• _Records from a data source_

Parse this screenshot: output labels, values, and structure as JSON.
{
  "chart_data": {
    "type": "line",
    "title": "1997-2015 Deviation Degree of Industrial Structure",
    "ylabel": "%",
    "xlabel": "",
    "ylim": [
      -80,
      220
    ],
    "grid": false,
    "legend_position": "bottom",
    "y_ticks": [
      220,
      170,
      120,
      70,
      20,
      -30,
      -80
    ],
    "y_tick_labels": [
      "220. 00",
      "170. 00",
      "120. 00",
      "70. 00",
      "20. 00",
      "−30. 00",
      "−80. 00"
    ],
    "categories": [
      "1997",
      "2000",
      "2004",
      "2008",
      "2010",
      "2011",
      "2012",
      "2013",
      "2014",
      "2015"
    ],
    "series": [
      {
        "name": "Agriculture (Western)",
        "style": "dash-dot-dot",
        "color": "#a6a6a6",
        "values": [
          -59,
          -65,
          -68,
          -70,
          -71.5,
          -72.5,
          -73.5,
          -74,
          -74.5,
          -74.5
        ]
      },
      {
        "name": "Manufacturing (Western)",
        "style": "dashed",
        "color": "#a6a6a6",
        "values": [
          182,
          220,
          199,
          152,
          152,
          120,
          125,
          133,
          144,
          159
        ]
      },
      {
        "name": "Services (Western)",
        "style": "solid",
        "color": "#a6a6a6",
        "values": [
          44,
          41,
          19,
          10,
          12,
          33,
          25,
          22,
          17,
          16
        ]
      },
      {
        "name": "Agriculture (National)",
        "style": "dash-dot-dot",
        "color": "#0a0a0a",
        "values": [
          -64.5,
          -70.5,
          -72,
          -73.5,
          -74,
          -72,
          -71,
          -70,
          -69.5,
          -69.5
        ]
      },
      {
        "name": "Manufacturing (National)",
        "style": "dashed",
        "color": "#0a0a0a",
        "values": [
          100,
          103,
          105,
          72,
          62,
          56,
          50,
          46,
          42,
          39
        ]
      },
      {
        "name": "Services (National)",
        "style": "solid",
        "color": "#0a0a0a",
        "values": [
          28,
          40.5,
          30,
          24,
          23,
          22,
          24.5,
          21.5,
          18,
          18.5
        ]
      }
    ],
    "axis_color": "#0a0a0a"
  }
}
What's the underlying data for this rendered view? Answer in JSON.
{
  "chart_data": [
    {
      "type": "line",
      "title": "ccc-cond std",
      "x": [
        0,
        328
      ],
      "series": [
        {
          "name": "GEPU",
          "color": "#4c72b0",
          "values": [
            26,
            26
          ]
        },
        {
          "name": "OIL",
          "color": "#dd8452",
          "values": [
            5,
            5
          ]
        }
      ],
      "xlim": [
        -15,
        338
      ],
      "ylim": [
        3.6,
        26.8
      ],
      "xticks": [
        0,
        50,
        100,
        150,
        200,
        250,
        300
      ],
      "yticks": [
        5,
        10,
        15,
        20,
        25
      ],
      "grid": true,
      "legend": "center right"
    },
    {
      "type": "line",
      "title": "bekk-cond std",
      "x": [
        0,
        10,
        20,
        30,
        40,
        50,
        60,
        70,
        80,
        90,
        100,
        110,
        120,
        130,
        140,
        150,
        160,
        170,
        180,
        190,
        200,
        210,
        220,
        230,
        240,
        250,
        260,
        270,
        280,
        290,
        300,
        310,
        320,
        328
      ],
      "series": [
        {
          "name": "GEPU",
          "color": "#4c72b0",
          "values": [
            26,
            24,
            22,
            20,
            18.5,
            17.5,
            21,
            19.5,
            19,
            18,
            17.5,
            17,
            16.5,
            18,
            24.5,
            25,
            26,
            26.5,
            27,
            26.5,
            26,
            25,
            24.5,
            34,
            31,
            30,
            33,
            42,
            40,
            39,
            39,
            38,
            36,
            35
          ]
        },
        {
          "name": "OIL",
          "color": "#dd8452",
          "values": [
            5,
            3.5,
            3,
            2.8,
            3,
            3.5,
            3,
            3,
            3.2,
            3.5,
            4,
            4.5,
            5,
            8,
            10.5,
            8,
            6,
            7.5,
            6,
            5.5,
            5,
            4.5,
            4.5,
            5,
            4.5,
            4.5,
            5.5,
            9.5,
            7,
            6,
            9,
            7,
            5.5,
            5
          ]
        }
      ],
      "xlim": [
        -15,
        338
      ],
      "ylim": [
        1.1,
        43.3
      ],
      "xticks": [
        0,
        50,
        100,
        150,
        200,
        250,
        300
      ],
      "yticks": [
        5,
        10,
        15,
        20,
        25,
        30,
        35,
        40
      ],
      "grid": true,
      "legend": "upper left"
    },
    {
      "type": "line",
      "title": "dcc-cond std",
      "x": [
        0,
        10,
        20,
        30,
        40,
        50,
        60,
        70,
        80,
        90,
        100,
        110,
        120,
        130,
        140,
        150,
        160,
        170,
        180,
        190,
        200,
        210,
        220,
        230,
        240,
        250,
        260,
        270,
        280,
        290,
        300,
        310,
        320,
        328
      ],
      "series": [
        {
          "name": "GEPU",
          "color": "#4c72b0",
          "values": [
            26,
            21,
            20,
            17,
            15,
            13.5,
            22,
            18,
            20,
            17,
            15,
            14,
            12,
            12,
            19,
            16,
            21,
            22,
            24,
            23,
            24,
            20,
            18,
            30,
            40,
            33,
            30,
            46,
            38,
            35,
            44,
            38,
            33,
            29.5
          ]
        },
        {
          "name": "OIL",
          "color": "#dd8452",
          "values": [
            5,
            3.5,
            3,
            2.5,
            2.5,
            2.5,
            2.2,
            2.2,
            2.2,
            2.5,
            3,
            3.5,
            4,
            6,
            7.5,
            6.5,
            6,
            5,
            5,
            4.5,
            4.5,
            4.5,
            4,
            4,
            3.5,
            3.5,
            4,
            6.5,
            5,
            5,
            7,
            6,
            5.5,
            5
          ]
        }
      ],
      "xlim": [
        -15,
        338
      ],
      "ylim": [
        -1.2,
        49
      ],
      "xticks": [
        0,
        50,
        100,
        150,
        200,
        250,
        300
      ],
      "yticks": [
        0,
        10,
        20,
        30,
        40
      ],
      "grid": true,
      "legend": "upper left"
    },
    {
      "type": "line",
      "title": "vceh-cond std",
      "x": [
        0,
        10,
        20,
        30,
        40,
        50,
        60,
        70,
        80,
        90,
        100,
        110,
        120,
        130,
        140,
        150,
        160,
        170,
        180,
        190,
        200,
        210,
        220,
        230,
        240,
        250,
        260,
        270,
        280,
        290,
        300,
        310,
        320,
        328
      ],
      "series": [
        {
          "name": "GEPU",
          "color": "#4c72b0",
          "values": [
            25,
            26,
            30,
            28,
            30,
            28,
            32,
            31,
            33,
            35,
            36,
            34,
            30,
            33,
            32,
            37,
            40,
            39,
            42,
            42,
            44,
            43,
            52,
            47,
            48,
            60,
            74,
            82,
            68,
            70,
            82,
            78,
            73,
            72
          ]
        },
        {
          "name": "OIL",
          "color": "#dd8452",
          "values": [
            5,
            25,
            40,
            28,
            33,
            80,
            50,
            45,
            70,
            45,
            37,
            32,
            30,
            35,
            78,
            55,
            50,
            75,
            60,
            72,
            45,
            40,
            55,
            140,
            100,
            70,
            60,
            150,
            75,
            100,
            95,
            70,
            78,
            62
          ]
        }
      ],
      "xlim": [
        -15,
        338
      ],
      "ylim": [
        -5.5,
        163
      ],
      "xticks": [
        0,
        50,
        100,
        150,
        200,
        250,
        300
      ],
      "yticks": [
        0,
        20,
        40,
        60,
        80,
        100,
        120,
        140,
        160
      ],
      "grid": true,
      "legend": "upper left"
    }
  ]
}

• _Given task_
Every line above should be printed again exactly as it stands.

• _Task answer_
Parse this screenshot: output labels, values, and structure as JSON.
{
  "chart_data": {
    "type": "line",
    "title": "1997-2015 Deviation Degree of Industrial Structure",
    "ylabel": "%",
    "xlabel": "",
    "ylim": [
      -80,
      220
    ],
    "grid": false,
    "legend_position": "bottom",
    "y_ticks": [
      220,
      170,
      120,
      70,
      20,
      -30,
      -80
    ],
    "y_tick_labels": [
      "220. 00",
      "170. 00",
      "120. 00",
      "70. 00",
      "20. 00",
      "−30. 00",
      "−80. 00"
    ],
    "categories": [
      "1997",
      "2000",
      "2004",
      "2008",
      "2010",
      "2011",
      "2012",
      "2013",
      "2014",
      "2015"
    ],
    "series": [
      {
        "name": "Agriculture (Western)",
        "style": "dash-dot-dot",
        "color": "#a6a6a6",
        "values": [
          -59,
          -65,
          -68,
          -70,
          -71.5,
          -72.5,
          -73.5,
          -74,
          -74.5,
          -74.5
        ]
      },
      {
        "name": "Manufacturing (Western)",
        "style": "dashed",
        "color": "#a6a6a6",
        "values": [
          182,
          220,
          199,
          152,
          152,
          120,
          125,
          133,
          144,
          159
        ]
      },
      {
        "name": "Services (Western)",
        "style": "solid",
        "color": "#a6a6a6",
        "values": [
          44,
          41,
          19,
          10,
          12,
          33,
          25,
          22,
          17,
          16
        ]
      },
      {
        "name": "Agriculture (National)",
        "style": "dash-dot-dot",
        "color": "#0a0a0a",
        "values": [
          -64.5,
          -70.5,
          -72,
          -73.5,
          -74,
          -72,
          -71,
          -70,
          -69.5,
          -69.5
        ]
      },
      {
        "name": "Manufacturing (National)",
        "style": "dashed",
        "color": "#0a0a0a",
        "values": [
          100,
          103,
          105,
          72,
          62,
          56,
          50,
          46,
          42,
          39
        ]
      },
      {
        "name": "Services (National)",
        "style": "solid",
        "color": "#0a0a0a",
        "values": [
          28,
          40.5,
          30,
          24,
          23,
          22,
          24.5,
          21.5,
          18,
          18.5
        ]
      }
    ],
    "axis_color": "#0a0a0a"
  }
}
What's the underlying data for this rendered view? Answer in JSON.
{
  "chart_data": [
    {
      "type": "line",
      "title": "ccc-cond std",
      "x": [
        0,
        328
      ],
      "series": [
        {
          "name": "GEPU",
          "color": "#4c72b0",
          "values": [
            26,
            26
          ]
        },
        {
          "name": "OIL",
          "color": "#dd8452",
          "values": [
            5,
            5
          ]
        }
      ],
      "xlim": [
        -15,
        338
      ],
      "ylim": [
        3.6,
        26.8
      ],
      "xticks": [
        0,
        50,
        100,
        150,
        200,
        250,
        300
      ],
      "yticks": [
        5,
        10,
        15,
        20,
        25
      ],
      "grid": true,
      "legend": "center right"
    },
    {
      "type": "line",
      "title": "bekk-cond std",
      "x": [
        0,
        10,
        20,
        30,
        40,
        50,
        60,
        70,
        80,
        90,
        100,
        110,
        120,
        130,
        140,
        150,
        160,
        170,
        180,
        190,
        200,
        210,
        220,
        230,
        240,
        250,
        260,
        270,
        280,
        290,
        300,
        310,
        320,
        328
      ],
      "series": [
        {
          "name": "GEPU",
          "color": "#4c72b0",
          "values": [
            26,
            24,
            22,
            20,
            18.5,
            17.5,
            21,
            19.5,
            19,
            18,
            17.5,
            17,
            16.5,
            18,
            24.5,
            25,
            26,
            26.5,
            27,
            26.5,
            26,
            25,
            24.5,
            34,
            31,
            30,
            33,
            42,
            40,
            39,
            39,
            38,
            36,
            35
          ]
        },
        {
          "name": "OIL",
          "color": "#dd8452",
          "values": [
            5,
            3.5,
            3,
            2.8,
            3,
            3.5,
            3,
            3,
            3.2,
            3.5,
            4,
            4.5,
            5,
            8,
            10.5,
            8,
            6,
            7.5,
            6,
            5.5,
            5,
            4.5,
            4.5,
            5,
            4.5,
            4.5,
            5.5,
            9.5,
            7,
            6,
            9,
            7,
            5.5,
            5
          ]
        }
      ],
      "xlim": [
        -15,
        338
      ],
      "ylim": [
        1.1,
        43.3
      ],
      "xticks": [
        0,
        50,
        100,
        150,
        200,
        250,
        300
      ],
      "yticks": [
        5,
        10,
        15,
        20,
        25,
        30,
        35,
        40
      ],
      "grid": true,
      "legend": "upper left"
    },
    {
      "type": "line",
      "title": "dcc-cond std",
      "x": [
        0,
        10,
        20,
        30,
        40,
        50,
        60,
        70,
        80,
        90,
        100,
        110,
        120,
        130,
        140,
        150,
        160,
        170,
        180,
        190,
        200,
        210,
        220,
        230,
        240,
        250,
        260,
        270,
        280,
        290,
        300,
        310,
        320,
        328
      ],
      "series": [
        {
          "name": "GEPU",
          "color": "#4c72b0",
          "values": [
            26,
            21,
            20,
            17,
            15,
            13.5,
            22,
            18,
            20,
            17,
            15,
            14,
            12,
            12,
            19,
            16,
            21,
            22,
            24,
            23,
            24,
            20,
            18,
            30,
            40,
            33,
            30,
            46,
            38,
            35,
            44,
            38,
            33,
            29.5
          ]
        },
        {
          "name": "OIL",
          "color": "#dd8452",
          "values": [
            5,
            3.5,
            3,
            2.5,
            2.5,
            2.5,
            2.2,
            2.2,
            2.2,
            2.5,
            3,
            3.5,
            4,
            6,
            7.5,
            6.5,
            6,
            5,
            5,
            4.5,
            4.5,
            4.5,
            4,
            4,
            3.5,
            3.5,
            4,
            6.5,
            5,
            5,
            7,
            6,
            5.5,
            5
          ]
        }
      ],
      "xlim": [
        -15,
        338
      ],
      "ylim": [
        -1.2,
        49
      ],
      "xticks": [
        0,
        50,
        100,
        150,
        200,
        250,
        300
      ],
      "yticks": [
        0,
        10,
        20,
        30,
        40
      ],
      "grid": true,
      "legend": "upper left"
    },
    {
      "type": "line",
      "title": "vceh-cond std",
      "x": [
        0,
        10,
        20,
        30,
        40,
        50,
        60,
        70,
        80,
        90,
        100,
        110,
        120,
        130,
        140,
        150,
        160,
        170,
        180,
        190,
        200,
        210,
        220,
        230,
        240,
        250,
        260,
        270,
        280,
        290,
        300,
        310,
        320,
        328
      ],
      "series": [
        {
          "name": "GEPU",
          "color": "#4c72b0",
          "values": [
            25,
            26,
            30,
            28,
            30,
            28,
            32,
            31,
            33,
            35,
            36,
            34,
            30,
            33,
            32,
            37,
            40,
            39,
            42,
            42,
            44,
            43,
            52,
            47,
            48,
            60,
            74,
            82,
            68,
            70,
            82,
            78,
            73,
            72
          ]
        },
        {
          "name": "OIL",
          "color": "#dd8452",
          "values": [
            5,
            25,
            40,
            28,
            33,
            80,
            50,
            45,
            70,
            45,
            37,
            32,
            30,
            35,
            78,
            55,
            50,
            75,
            60,
            72,
            45,
            40,
            55,
            140,
            100,
            70,
            60,
            150,
            75,
            100,
            95,
            70,
            78,
            62
          ]
        }
      ],
      "xlim": [
        -15,
        338
      ],
      "ylim": [
        -5.5,
        163
      ],
      "xticks": [
        0,
        50,
        100,
        150,
        200,
        250,
        300
      ],
      "yticks": [
        0,
        20,
        40,
        60,
        80,
        100,
        120,
        140,
        160
      ],
      "grid": true,
      "legend": "upper left"
    }
  ]
}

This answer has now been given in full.